Problem requirements –
Check each line of the listing for the word "screenshot" and report how many lines contain it, giving nothing but the number.
━━━━
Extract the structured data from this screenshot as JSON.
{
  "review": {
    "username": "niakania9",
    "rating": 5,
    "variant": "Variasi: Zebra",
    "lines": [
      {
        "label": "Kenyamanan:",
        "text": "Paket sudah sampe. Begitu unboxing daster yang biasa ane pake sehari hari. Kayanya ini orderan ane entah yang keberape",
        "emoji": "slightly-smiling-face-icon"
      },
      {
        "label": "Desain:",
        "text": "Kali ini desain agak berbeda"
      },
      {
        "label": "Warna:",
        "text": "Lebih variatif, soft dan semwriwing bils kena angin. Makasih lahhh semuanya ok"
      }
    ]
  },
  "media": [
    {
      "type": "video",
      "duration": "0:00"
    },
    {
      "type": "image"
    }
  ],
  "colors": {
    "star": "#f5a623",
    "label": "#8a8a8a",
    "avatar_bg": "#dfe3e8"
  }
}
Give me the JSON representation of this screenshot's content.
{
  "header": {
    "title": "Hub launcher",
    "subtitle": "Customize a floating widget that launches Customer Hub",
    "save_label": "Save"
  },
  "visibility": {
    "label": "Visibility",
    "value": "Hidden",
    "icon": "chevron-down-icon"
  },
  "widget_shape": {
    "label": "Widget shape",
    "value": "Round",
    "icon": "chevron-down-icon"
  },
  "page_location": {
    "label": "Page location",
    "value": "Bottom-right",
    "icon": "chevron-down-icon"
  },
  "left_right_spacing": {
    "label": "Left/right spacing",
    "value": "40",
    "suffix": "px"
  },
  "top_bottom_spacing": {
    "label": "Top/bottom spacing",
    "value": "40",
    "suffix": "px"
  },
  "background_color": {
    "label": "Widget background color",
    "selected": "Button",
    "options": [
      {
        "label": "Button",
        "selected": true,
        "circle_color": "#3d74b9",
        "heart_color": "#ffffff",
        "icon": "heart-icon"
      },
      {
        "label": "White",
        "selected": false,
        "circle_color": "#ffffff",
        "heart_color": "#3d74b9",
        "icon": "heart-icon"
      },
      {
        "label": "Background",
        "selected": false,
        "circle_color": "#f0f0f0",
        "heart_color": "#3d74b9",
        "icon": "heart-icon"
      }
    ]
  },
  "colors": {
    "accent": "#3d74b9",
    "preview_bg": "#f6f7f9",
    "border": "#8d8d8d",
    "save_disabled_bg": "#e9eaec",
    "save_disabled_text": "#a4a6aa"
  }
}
━━━━
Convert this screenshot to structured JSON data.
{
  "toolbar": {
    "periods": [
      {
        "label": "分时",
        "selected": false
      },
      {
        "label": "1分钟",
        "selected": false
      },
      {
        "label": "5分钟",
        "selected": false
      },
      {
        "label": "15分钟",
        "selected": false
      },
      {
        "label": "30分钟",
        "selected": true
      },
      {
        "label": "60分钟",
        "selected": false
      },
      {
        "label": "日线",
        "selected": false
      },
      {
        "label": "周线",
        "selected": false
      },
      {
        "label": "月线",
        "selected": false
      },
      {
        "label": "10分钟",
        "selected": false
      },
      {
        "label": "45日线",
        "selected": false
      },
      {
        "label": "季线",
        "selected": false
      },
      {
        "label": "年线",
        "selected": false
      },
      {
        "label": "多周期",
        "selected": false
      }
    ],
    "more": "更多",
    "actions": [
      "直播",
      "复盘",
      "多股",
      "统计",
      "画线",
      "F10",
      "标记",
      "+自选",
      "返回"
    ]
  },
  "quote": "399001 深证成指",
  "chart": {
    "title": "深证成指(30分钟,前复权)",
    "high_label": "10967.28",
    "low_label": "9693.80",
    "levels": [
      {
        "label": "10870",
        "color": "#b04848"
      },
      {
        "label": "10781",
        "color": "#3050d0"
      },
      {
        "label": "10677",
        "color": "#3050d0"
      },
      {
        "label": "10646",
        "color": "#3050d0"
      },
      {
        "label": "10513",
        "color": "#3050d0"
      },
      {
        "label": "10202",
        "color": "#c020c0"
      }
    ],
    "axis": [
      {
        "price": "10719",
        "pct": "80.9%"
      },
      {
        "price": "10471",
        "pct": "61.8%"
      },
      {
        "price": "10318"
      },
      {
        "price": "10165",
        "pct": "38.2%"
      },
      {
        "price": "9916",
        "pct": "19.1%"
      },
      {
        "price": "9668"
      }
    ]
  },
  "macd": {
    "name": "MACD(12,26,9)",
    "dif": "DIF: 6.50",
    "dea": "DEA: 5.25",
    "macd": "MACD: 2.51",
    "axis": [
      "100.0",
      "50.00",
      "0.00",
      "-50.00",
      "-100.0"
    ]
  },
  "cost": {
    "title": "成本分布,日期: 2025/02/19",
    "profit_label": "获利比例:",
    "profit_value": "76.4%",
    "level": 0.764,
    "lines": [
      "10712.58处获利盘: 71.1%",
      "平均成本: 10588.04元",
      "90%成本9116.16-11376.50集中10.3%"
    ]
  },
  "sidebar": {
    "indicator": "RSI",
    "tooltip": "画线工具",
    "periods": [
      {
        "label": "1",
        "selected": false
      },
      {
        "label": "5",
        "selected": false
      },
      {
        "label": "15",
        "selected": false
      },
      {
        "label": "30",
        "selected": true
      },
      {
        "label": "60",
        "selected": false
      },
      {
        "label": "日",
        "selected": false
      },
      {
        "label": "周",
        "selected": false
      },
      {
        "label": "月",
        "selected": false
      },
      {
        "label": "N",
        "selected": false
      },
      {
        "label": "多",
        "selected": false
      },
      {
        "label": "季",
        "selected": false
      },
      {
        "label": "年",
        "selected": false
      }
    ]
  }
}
━━━━
Reply –
3